> [WORK TASK]: Please retype every record below exactly, leaving the pictures out.

# # #

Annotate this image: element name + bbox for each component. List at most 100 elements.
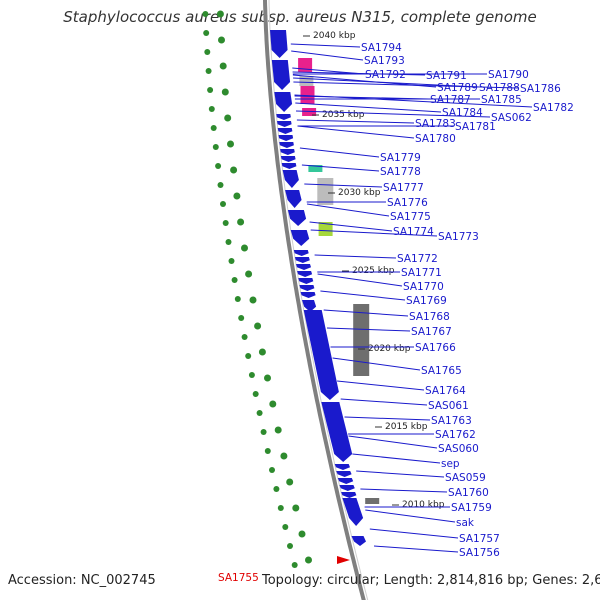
gene-label-sas062[interactable]: SAS062 xyxy=(491,112,532,124)
gene-label-sa1777[interactable]: SA1777 xyxy=(383,182,424,194)
gene-arrow[interactable] xyxy=(287,210,307,226)
gene-label-sa1791[interactable]: SA1791 xyxy=(426,70,467,82)
gene-label-sa1787[interactable]: SA1787 xyxy=(430,94,471,106)
gene-label-sas061[interactable]: SAS061 xyxy=(428,400,469,412)
gene-arrow[interactable] xyxy=(351,536,367,546)
gene-arrow[interactable] xyxy=(341,492,357,498)
gc-dot xyxy=(218,36,225,44)
gene-arrow[interactable] xyxy=(300,292,316,298)
gene-label-sa1794[interactable]: SA1794 xyxy=(361,42,402,54)
gene-label-sa1793[interactable]: SA1793 xyxy=(364,55,405,67)
gene-arrow[interactable] xyxy=(281,163,297,169)
gene-label-sa1773[interactable]: SA1773 xyxy=(438,231,479,243)
feature-block[interactable] xyxy=(353,304,370,376)
gene-label-sa1779[interactable]: SA1779 xyxy=(380,152,421,164)
gene-arrow[interactable] xyxy=(285,190,302,208)
feature-block[interactable] xyxy=(317,178,334,205)
gene-label-sa1770[interactable]: SA1770 xyxy=(403,281,444,293)
genome-backbone xyxy=(263,0,366,600)
gene-label-sa1759[interactable]: SA1759 xyxy=(451,502,492,514)
gene-label-sa1780[interactable]: SA1780 xyxy=(415,133,456,145)
gene-arrow[interactable] xyxy=(299,285,315,291)
gene-label-sa1760[interactable]: SA1760 xyxy=(448,487,489,499)
gene-arrow[interactable] xyxy=(321,402,353,462)
gene-arrow[interactable] xyxy=(303,310,339,400)
gene-label-sa1774[interactable]: SA1774 xyxy=(393,226,434,238)
gc-dot xyxy=(269,467,275,473)
gene-label-sa1792[interactable]: SA1792 xyxy=(365,69,406,81)
gene-label-sa1755[interactable]: SA1755 xyxy=(218,572,259,584)
gc-dot xyxy=(241,244,248,252)
gene-label-sa1768[interactable]: SA1768 xyxy=(409,311,450,323)
gene-arrow[interactable] xyxy=(297,271,313,277)
feature-block[interactable] xyxy=(299,76,314,86)
gene-arrow[interactable] xyxy=(334,464,350,470)
gene-arrow[interactable] xyxy=(279,142,294,148)
gene-label-sa1785[interactable]: SA1785 xyxy=(481,94,522,106)
gene-arrow[interactable] xyxy=(277,121,292,127)
gene-label-sa1784[interactable]: SA1784 xyxy=(442,107,483,119)
gene-label-sa1765[interactable]: SA1765 xyxy=(421,365,462,377)
gc-dot xyxy=(225,239,232,245)
label-leader-line xyxy=(295,110,491,118)
gene-label-sa1783[interactable]: SA1783 xyxy=(415,118,456,130)
gene-label-sa1789[interactable]: SA1789 xyxy=(437,82,478,94)
gene-arrow[interactable] xyxy=(290,230,310,246)
gene-arrow[interactable] xyxy=(337,478,354,484)
gene-arrow[interactable] xyxy=(277,128,293,134)
gene-arrow[interactable] xyxy=(294,257,310,263)
gene-label-sa1762[interactable]: SA1762 xyxy=(435,429,476,441)
gene-arrow[interactable] xyxy=(298,278,314,284)
gene-label-sa1757[interactable]: SA1757 xyxy=(459,533,500,545)
label-leader-line xyxy=(317,273,403,287)
gene-label-sa1767[interactable]: SA1767 xyxy=(411,326,452,338)
gene-label-sa1776[interactable]: SA1776 xyxy=(387,197,428,209)
gene-label-sa1788[interactable]: SA1788 xyxy=(479,82,520,94)
gene-arrow[interactable] xyxy=(274,92,293,112)
gene-label-sa1763[interactable]: SA1763 xyxy=(431,415,472,427)
gene-label-sak[interactable]: sak xyxy=(456,517,475,529)
gc-dot xyxy=(260,429,267,435)
gene-label-sa1764[interactable]: SA1764 xyxy=(425,385,466,397)
gc-dot xyxy=(245,353,252,359)
gc-dot xyxy=(282,524,289,530)
gene-label-sa1772[interactable]: SA1772 xyxy=(397,253,438,265)
gene-arrow[interactable] xyxy=(271,60,291,90)
gene-arrow[interactable] xyxy=(282,170,299,188)
gene-label-sa1781[interactable]: SA1781 xyxy=(455,121,496,133)
reverse-gene-marker[interactable] xyxy=(337,556,350,564)
gc-dot xyxy=(280,452,288,460)
gene-label-sas060[interactable]: SAS060 xyxy=(438,443,479,455)
gene-arrow[interactable] xyxy=(342,498,364,526)
kbp-tick-label: 2035 kbp xyxy=(322,110,365,120)
gene-arrow[interactable] xyxy=(339,485,355,491)
gene-arrow[interactable] xyxy=(293,250,309,256)
gene-arrow[interactable] xyxy=(280,156,296,162)
feature-block[interactable] xyxy=(308,165,323,172)
gene-arrow[interactable] xyxy=(336,471,352,477)
feature-block[interactable] xyxy=(365,498,380,504)
gene-arrow[interactable] xyxy=(302,300,317,312)
gene-arrow[interactable] xyxy=(270,30,288,58)
gene-label-sa1778[interactable]: SA1778 xyxy=(380,166,421,178)
gene-label-sep[interactable]: sep xyxy=(441,458,460,470)
topology-summary: Topology: circular; Length: 2,814,816 bp… xyxy=(262,573,600,588)
gene-label-sas059[interactable]: SAS059 xyxy=(445,472,486,484)
gene-label-sa1786[interactable]: SA1786 xyxy=(520,83,561,95)
gene-arrow[interactable] xyxy=(278,135,294,141)
gene-label-sa1769[interactable]: SA1769 xyxy=(406,295,447,307)
feature-block[interactable] xyxy=(318,222,333,236)
gene-arrow[interactable] xyxy=(276,114,291,120)
gene-label-sa1771[interactable]: SA1771 xyxy=(401,267,442,279)
gene-label-sa1756[interactable]: SA1756 xyxy=(459,547,500,559)
gene-label-sa1790[interactable]: SA1790 xyxy=(488,69,529,81)
gene-label-sa1782[interactable]: SA1782 xyxy=(533,102,574,114)
gene-arrow[interactable] xyxy=(280,149,295,155)
gene-label-sa1775[interactable]: SA1775 xyxy=(390,211,431,223)
feature-block[interactable] xyxy=(302,108,317,116)
gene-label-sa1766[interactable]: SA1766 xyxy=(415,342,456,354)
gene-arrow[interactable] xyxy=(296,264,311,270)
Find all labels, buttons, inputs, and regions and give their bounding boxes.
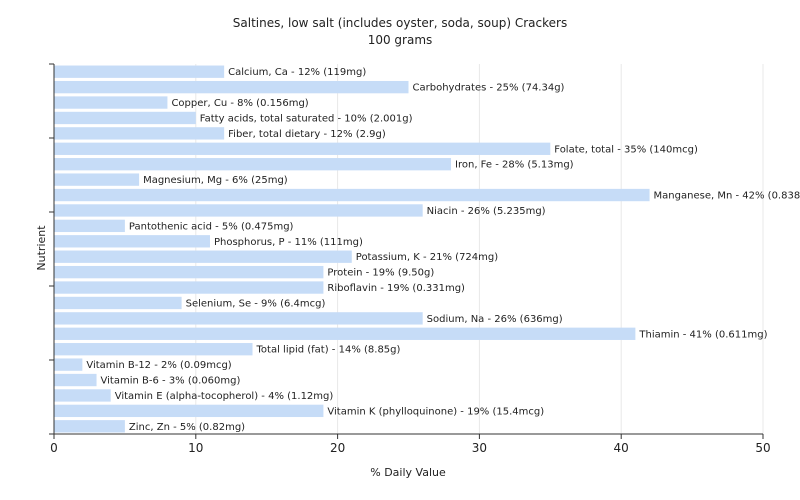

# # #

> [EXERCISE OUTPUT]:
Annotate this image: element name + bbox for each component. List at most 100 elements.
gene-label-sas062[interactable]: SAS062 xyxy=(491,112,532,124)
gene-label-sa1777[interactable]: SA1777 xyxy=(383,182,424,194)
gene-arrow[interactable] xyxy=(287,210,307,226)
gene-label-sa1791[interactable]: SA1791 xyxy=(426,70,467,82)
gene-label-sa1787[interactable]: SA1787 xyxy=(430,94,471,106)
gene-label-sas061[interactable]: SAS061 xyxy=(428,400,469,412)
gene-arrow[interactable] xyxy=(351,536,367,546)
gene-arrow[interactable] xyxy=(341,492,357,498)
gc-dot xyxy=(218,36,225,44)
gene-arrow[interactable] xyxy=(300,292,316,298)
gene-label-sa1794[interactable]: SA1794 xyxy=(361,42,402,54)
gene-label-sa1793[interactable]: SA1793 xyxy=(364,55,405,67)
gene-arrow[interactable] xyxy=(281,163,297,169)
gene-label-sa1773[interactable]: SA1773 xyxy=(438,231,479,243)
feature-block[interactable] xyxy=(353,304,370,376)
gene-label-sa1779[interactable]: SA1779 xyxy=(380,152,421,164)
gene-arrow[interactable] xyxy=(285,190,302,208)
feature-block[interactable] xyxy=(317,178,334,205)
gene-label-sa1770[interactable]: SA1770 xyxy=(403,281,444,293)
genome-backbone xyxy=(263,0,366,600)
gene-label-sa1759[interactable]: SA1759 xyxy=(451,502,492,514)
gene-label-sa1780[interactable]: SA1780 xyxy=(415,133,456,145)
gene-arrow[interactable] xyxy=(299,285,315,291)
gene-label-sa1760[interactable]: SA1760 xyxy=(448,487,489,499)
gene-arrow[interactable] xyxy=(321,402,353,462)
gene-arrow[interactable] xyxy=(303,310,339,400)
gene-label-sa1774[interactable]: SA1774 xyxy=(393,226,434,238)
gc-dot xyxy=(269,467,275,473)
gene-label-sa1792[interactable]: SA1792 xyxy=(365,69,406,81)
gene-label-sa1755[interactable]: SA1755 xyxy=(218,572,259,584)
gc-dot xyxy=(241,244,248,252)
gene-label-sa1768[interactable]: SA1768 xyxy=(409,311,450,323)
gene-arrow[interactable] xyxy=(297,271,313,277)
feature-block[interactable] xyxy=(299,76,314,86)
gene-arrow[interactable] xyxy=(334,464,350,470)
gene-arrow[interactable] xyxy=(279,142,294,148)
gene-label-sa1785[interactable]: SA1785 xyxy=(481,94,522,106)
gene-arrow[interactable] xyxy=(277,121,292,127)
gene-label-sa1784[interactable]: SA1784 xyxy=(442,107,483,119)
gene-label-sa1765[interactable]: SA1765 xyxy=(421,365,462,377)
gc-dot xyxy=(225,239,232,245)
label-leader-line xyxy=(295,110,491,118)
gene-label-sa1783[interactable]: SA1783 xyxy=(415,118,456,130)
gene-label-sa1789[interactable]: SA1789 xyxy=(437,82,478,94)
gene-arrow[interactable] xyxy=(290,230,310,246)
gene-arrow[interactable] xyxy=(337,478,354,484)
gene-arrow[interactable] xyxy=(277,128,293,134)
gene-arrow[interactable] xyxy=(294,257,310,263)
gene-label-sa1762[interactable]: SA1762 xyxy=(435,429,476,441)
gene-arrow[interactable] xyxy=(298,278,314,284)
gene-label-sa1757[interactable]: SA1757 xyxy=(459,533,500,545)
label-leader-line xyxy=(317,273,403,287)
gene-label-sa1767[interactable]: SA1767 xyxy=(411,326,452,338)
gene-label-sa1776[interactable]: SA1776 xyxy=(387,197,428,209)
gene-label-sa1788[interactable]: SA1788 xyxy=(479,82,520,94)
gene-arrow[interactable] xyxy=(274,92,293,112)
gene-label-sa1763[interactable]: SA1763 xyxy=(431,415,472,427)
gene-label-sak[interactable]: sak xyxy=(456,517,475,529)
gc-dot xyxy=(260,429,267,435)
gene-label-sa1764[interactable]: SA1764 xyxy=(425,385,466,397)
gc-dot xyxy=(245,353,252,359)
gc-dot xyxy=(282,524,289,530)
gene-label-sa1772[interactable]: SA1772 xyxy=(397,253,438,265)
gene-arrow[interactable] xyxy=(271,60,291,90)
gene-arrow[interactable] xyxy=(282,170,299,188)
gene-label-sa1781[interactable]: SA1781 xyxy=(455,121,496,133)
reverse-gene-marker[interactable] xyxy=(337,556,350,564)
gc-dot xyxy=(280,452,288,460)
gene-label-sas060[interactable]: SAS060 xyxy=(438,443,479,455)
gene-arrow[interactable] xyxy=(342,498,364,526)
kbp-tick-label: 2035 kbp xyxy=(322,110,365,120)
gene-arrow[interactable] xyxy=(339,485,355,491)
gene-arrow[interactable] xyxy=(293,250,309,256)
gene-arrow[interactable] xyxy=(280,156,296,162)
feature-block[interactable] xyxy=(308,165,323,172)
gene-arrow[interactable] xyxy=(336,471,352,477)
feature-block[interactable] xyxy=(365,498,380,504)
gene-arrow[interactable] xyxy=(302,300,317,312)
gene-arrow[interactable] xyxy=(270,30,288,58)
gene-label-sa1778[interactable]: SA1778 xyxy=(380,166,421,178)
gene-label-sep[interactable]: sep xyxy=(441,458,460,470)
topology-summary: Topology: circular; Length: 2,814,816 bp… xyxy=(262,573,600,588)
gene-label-sas059[interactable]: SAS059 xyxy=(445,472,486,484)
gene-label-sa1786[interactable]: SA1786 xyxy=(520,83,561,95)
gene-arrow[interactable] xyxy=(278,135,294,141)
gene-label-sa1769[interactable]: SA1769 xyxy=(406,295,447,307)
feature-block[interactable] xyxy=(318,222,333,236)
gene-arrow[interactable] xyxy=(276,114,291,120)
gene-label-sa1771[interactable]: SA1771 xyxy=(401,267,442,279)
gene-label-sa1756[interactable]: SA1756 xyxy=(459,547,500,559)
gene-label-sa1790[interactable]: SA1790 xyxy=(488,69,529,81)
gene-label-sa1782[interactable]: SA1782 xyxy=(533,102,574,114)
gene-arrow[interactable] xyxy=(280,149,295,155)
gene-label-sa1775[interactable]: SA1775 xyxy=(390,211,431,223)
feature-block[interactable] xyxy=(302,108,317,116)
gene-label-sa1766[interactable]: SA1766 xyxy=(415,342,456,354)
gene-arrow[interactable] xyxy=(296,264,311,270)
Find all labels, buttons, inputs, and regions and give their bounding boxes.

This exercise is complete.